Data items:
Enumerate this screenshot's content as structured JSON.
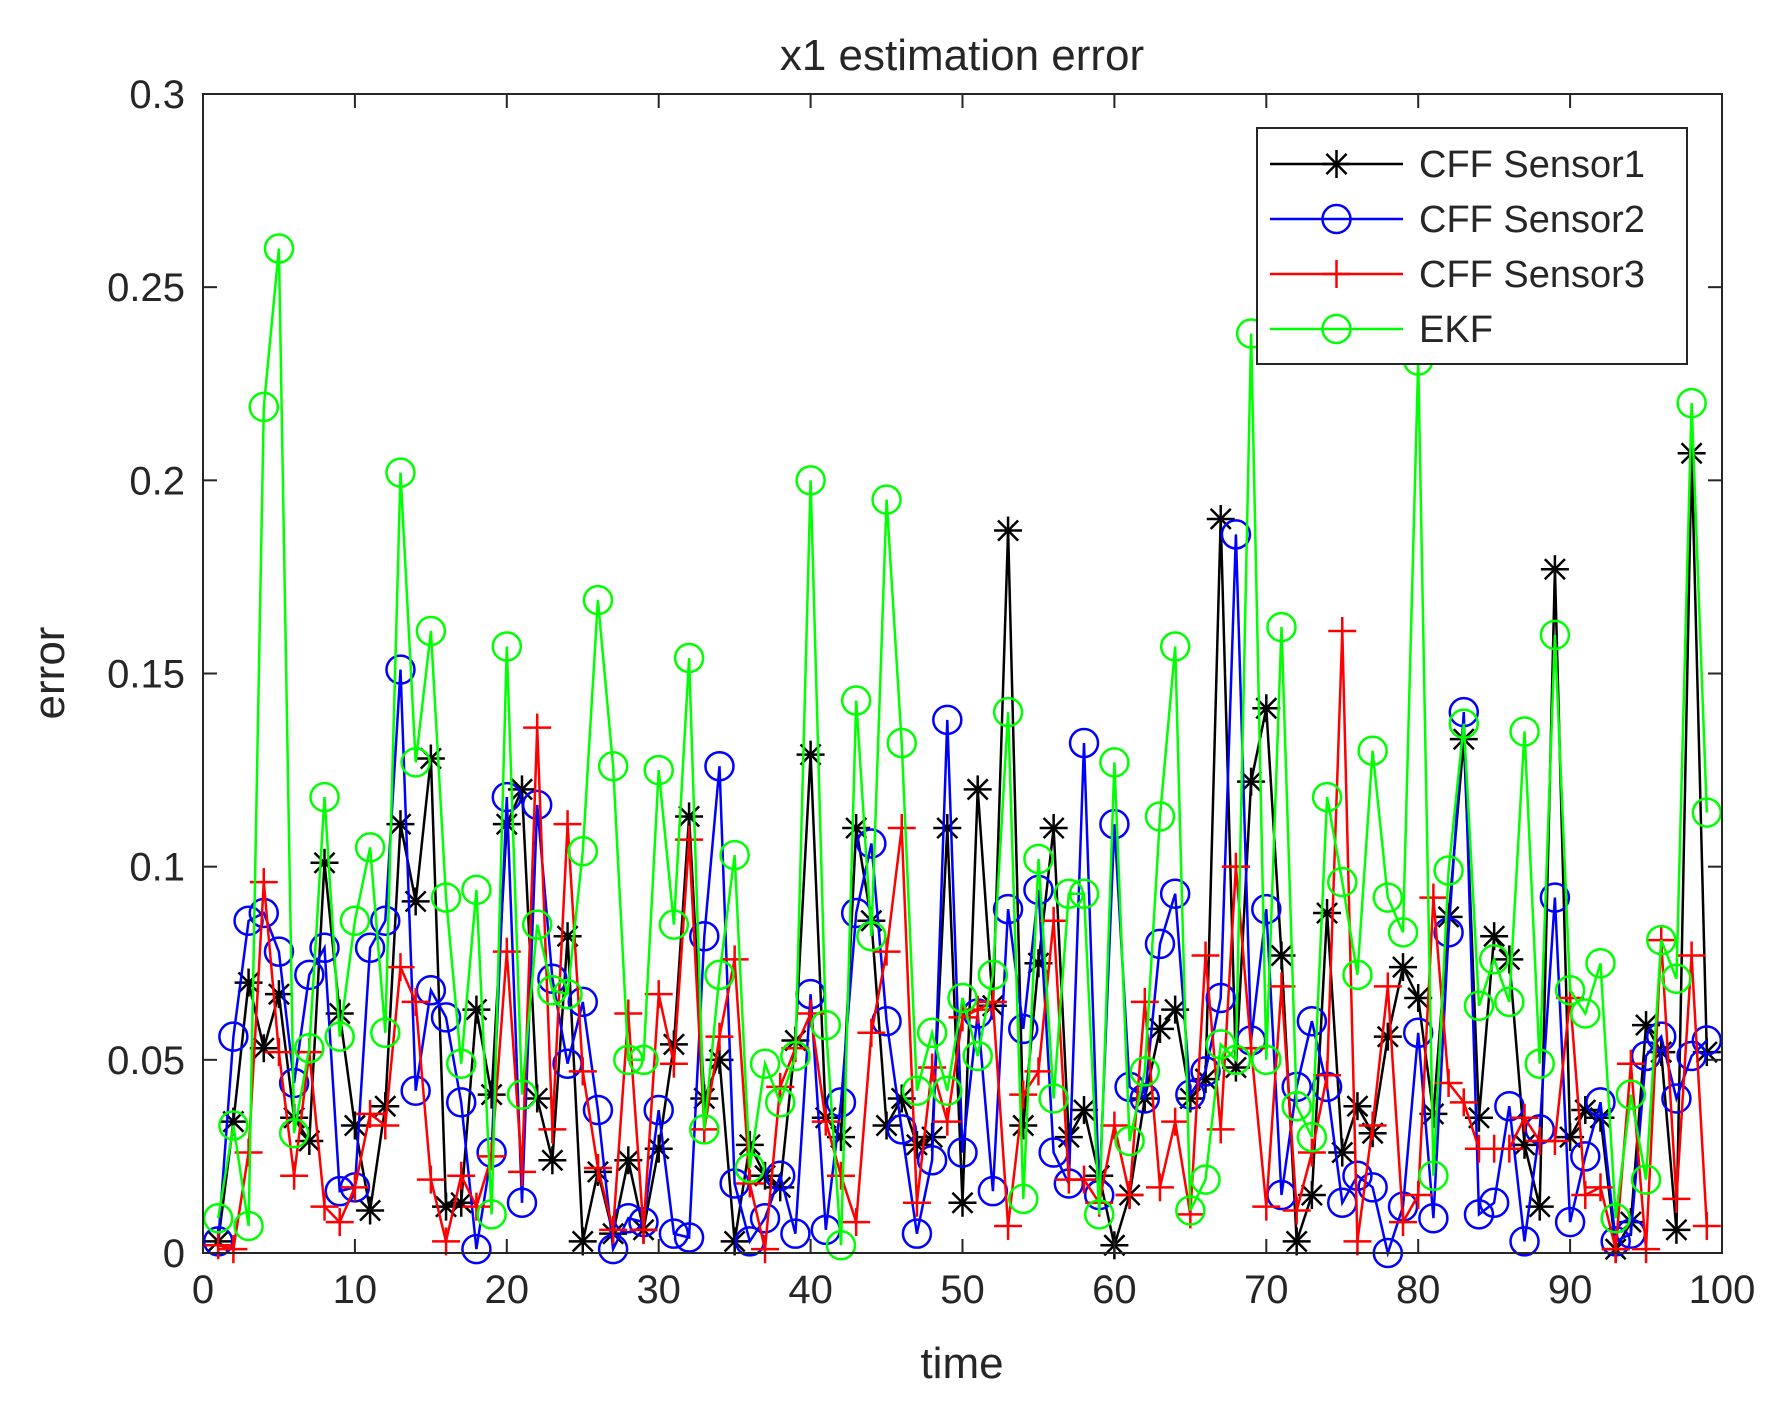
{
  "chart_data": {
    "type": "line",
    "title": "x1 estimation error",
    "xlabel": "time",
    "ylabel": "error",
    "xlim": [
      0,
      100
    ],
    "ylim": [
      0,
      0.3
    ],
    "xticks": [
      0,
      10,
      20,
      30,
      40,
      50,
      60,
      70,
      80,
      90,
      100
    ],
    "xtick_labels": [
      "0",
      "10",
      "20",
      "30",
      "40",
      "50",
      "60",
      "70",
      "80",
      "90",
      "100"
    ],
    "yticks": [
      0,
      0.05,
      0.1,
      0.15,
      0.2,
      0.25,
      0.3
    ],
    "ytick_labels": [
      "0",
      "0.05",
      "0.1",
      "0.15",
      "0.2",
      "0.25",
      "0.3"
    ],
    "grid": false,
    "legend_position": "top-right",
    "x": [
      1,
      2,
      3,
      4,
      5,
      6,
      7,
      8,
      9,
      10,
      11,
      12,
      13,
      14,
      15,
      16,
      17,
      18,
      19,
      20,
      21,
      22,
      23,
      24,
      25,
      26,
      27,
      28,
      29,
      30,
      31,
      32,
      33,
      34,
      35,
      36,
      37,
      38,
      39,
      40,
      41,
      42,
      43,
      44,
      45,
      46,
      47,
      48,
      49,
      50,
      51,
      52,
      53,
      54,
      55,
      56,
      57,
      58,
      59,
      60,
      61,
      62,
      63,
      64,
      65,
      66,
      67,
      68,
      69,
      70,
      71,
      72,
      73,
      74,
      75,
      76,
      77,
      78,
      79,
      80,
      81,
      82,
      83,
      84,
      85,
      86,
      87,
      88,
      89,
      90,
      91,
      92,
      93,
      94,
      95,
      96,
      97,
      98,
      99
    ],
    "series": [
      {
        "name": "CFF Sensor1",
        "color": "#000000",
        "marker": "asterisk",
        "values": [
          0.003,
          0.034,
          0.07,
          0.053,
          0.067,
          0.035,
          0.029,
          0.101,
          0.062,
          0.033,
          0.011,
          0.038,
          0.111,
          0.091,
          0.128,
          0.012,
          0.013,
          0.063,
          0.041,
          0.111,
          0.12,
          0.04,
          0.024,
          0.082,
          0.003,
          0.021,
          0.005,
          0.024,
          0.006,
          0.027,
          0.054,
          0.113,
          0.04,
          0.05,
          0.003,
          0.028,
          0.02,
          0.017,
          0.055,
          0.129,
          0.035,
          0.03,
          0.11,
          0.086,
          0.033,
          0.04,
          0.028,
          0.03,
          0.11,
          0.013,
          0.12,
          0.064,
          0.187,
          0.033,
          0.075,
          0.11,
          0.03,
          0.037,
          0.02,
          0.002,
          0.015,
          0.04,
          0.058,
          0.063,
          0.04,
          0.045,
          0.19,
          0.048,
          0.122,
          0.141,
          0.077,
          0.003,
          0.015,
          0.088,
          0.026,
          0.038,
          0.031,
          0.056,
          0.074,
          0.066,
          0.036,
          0.087,
          0.133,
          0.035,
          0.082,
          0.076,
          0.028,
          0.012,
          0.177,
          0.03,
          0.037,
          0.035,
          0.001,
          0.008,
          0.059,
          0.052,
          0.006,
          0.207,
          0.052
        ]
      },
      {
        "name": "CFF Sensor2",
        "color": "#0000ff",
        "marker": "circle",
        "values": [
          0.003,
          0.056,
          0.086,
          0.088,
          0.078,
          0.044,
          0.072,
          0.079,
          0.016,
          0.017,
          0.079,
          0.086,
          0.151,
          0.042,
          0.068,
          0.061,
          0.039,
          0.001,
          0.026,
          0.118,
          0.013,
          0.116,
          0.071,
          0.049,
          0.065,
          0.037,
          0.001,
          0.009,
          0.008,
          0.037,
          0.005,
          0.004,
          0.082,
          0.126,
          0.018,
          0.003,
          0.009,
          0.02,
          0.005,
          0.067,
          0.006,
          0.039,
          0.088,
          0.106,
          0.06,
          0.032,
          0.005,
          0.024,
          0.138,
          0.026,
          0.062,
          0.016,
          0.089,
          0.058,
          0.094,
          0.026,
          0.018,
          0.132,
          0.015,
          0.111,
          0.043,
          0.04,
          0.08,
          0.093,
          0.041,
          0.047,
          0.066,
          0.186,
          0.055,
          0.089,
          0.015,
          0.043,
          0.06,
          0.043,
          0.013,
          0.02,
          0.017,
          0.0,
          0.012,
          0.057,
          0.009,
          0.083,
          0.14,
          0.01,
          0.013,
          0.038,
          0.003,
          0.032,
          0.092,
          0.008,
          0.025,
          0.039,
          0.003,
          0.005,
          0.051,
          0.056,
          0.04,
          0.051,
          0.055
        ]
      },
      {
        "name": "CFF Sensor3",
        "color": "#ff0000",
        "marker": "plus",
        "values": [
          0.002,
          0.001,
          0.026,
          0.096,
          0.052,
          0.02,
          0.052,
          0.012,
          0.008,
          0.017,
          0.036,
          0.033,
          0.074,
          0.065,
          0.019,
          0.003,
          0.02,
          0.012,
          0.025,
          0.078,
          0.021,
          0.136,
          0.032,
          0.111,
          0.047,
          0.022,
          0.006,
          0.062,
          0.006,
          0.067,
          0.049,
          0.107,
          0.032,
          0.056,
          0.076,
          0.018,
          0.001,
          0.043,
          0.053,
          0.062,
          0.034,
          0.02,
          0.008,
          0.057,
          0.078,
          0.11,
          0.013,
          0.048,
          0.034,
          0.061,
          0.063,
          0.065,
          0.007,
          0.041,
          0.047,
          0.086,
          0.019,
          0.019,
          0.013,
          0.033,
          0.015,
          0.065,
          0.017,
          0.034,
          0.01,
          0.077,
          0.032,
          0.1,
          0.053,
          0.012,
          0.069,
          0.011,
          0.026,
          0.046,
          0.161,
          0.003,
          0.033,
          0.069,
          0.008,
          0.015,
          0.092,
          0.044,
          0.039,
          0.027,
          0.027,
          0.027,
          0.035,
          0.029,
          0.029,
          0.066,
          0.015,
          0.017,
          0.001,
          0.049,
          0.001,
          0.081,
          0.014,
          0.077,
          0.007
        ]
      },
      {
        "name": "EKF",
        "color": "#00ff00",
        "marker": "circle",
        "values": [
          0.009,
          0.033,
          0.007,
          0.219,
          0.26,
          0.031,
          0.053,
          0.118,
          0.056,
          0.086,
          0.105,
          0.057,
          0.202,
          0.127,
          0.161,
          0.092,
          0.049,
          0.094,
          0.01,
          0.157,
          0.041,
          0.085,
          0.068,
          0.067,
          0.104,
          0.169,
          0.126,
          0.05,
          0.05,
          0.125,
          0.085,
          0.154,
          0.032,
          0.072,
          0.103,
          0.022,
          0.049,
          0.039,
          0.051,
          0.2,
          0.059,
          0.002,
          0.143,
          0.082,
          0.195,
          0.132,
          0.042,
          0.057,
          0.042,
          0.066,
          0.051,
          0.072,
          0.14,
          0.014,
          0.102,
          0.04,
          0.093,
          0.093,
          0.01,
          0.127,
          0.029,
          0.047,
          0.113,
          0.157,
          0.011,
          0.019,
          0.054,
          0.05,
          0.238,
          0.05,
          0.162,
          0.038,
          0.03,
          0.118,
          0.096,
          0.072,
          0.13,
          0.092,
          0.083,
          0.231,
          0.02,
          0.099,
          0.137,
          0.064,
          0.076,
          0.065,
          0.135,
          0.049,
          0.16,
          0.068,
          0.062,
          0.075,
          0.009,
          0.041,
          0.019,
          0.081,
          0.071,
          0.22,
          0.114
        ]
      }
    ]
  }
}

TASK :: Identify each line containing the string "color" and copy it out.

OUTPUT OF THE EXERCISE ::
        "color": "#000000",
        "color": "#0000ff",
        "color": "#ff0000",
        "color": "#00ff00",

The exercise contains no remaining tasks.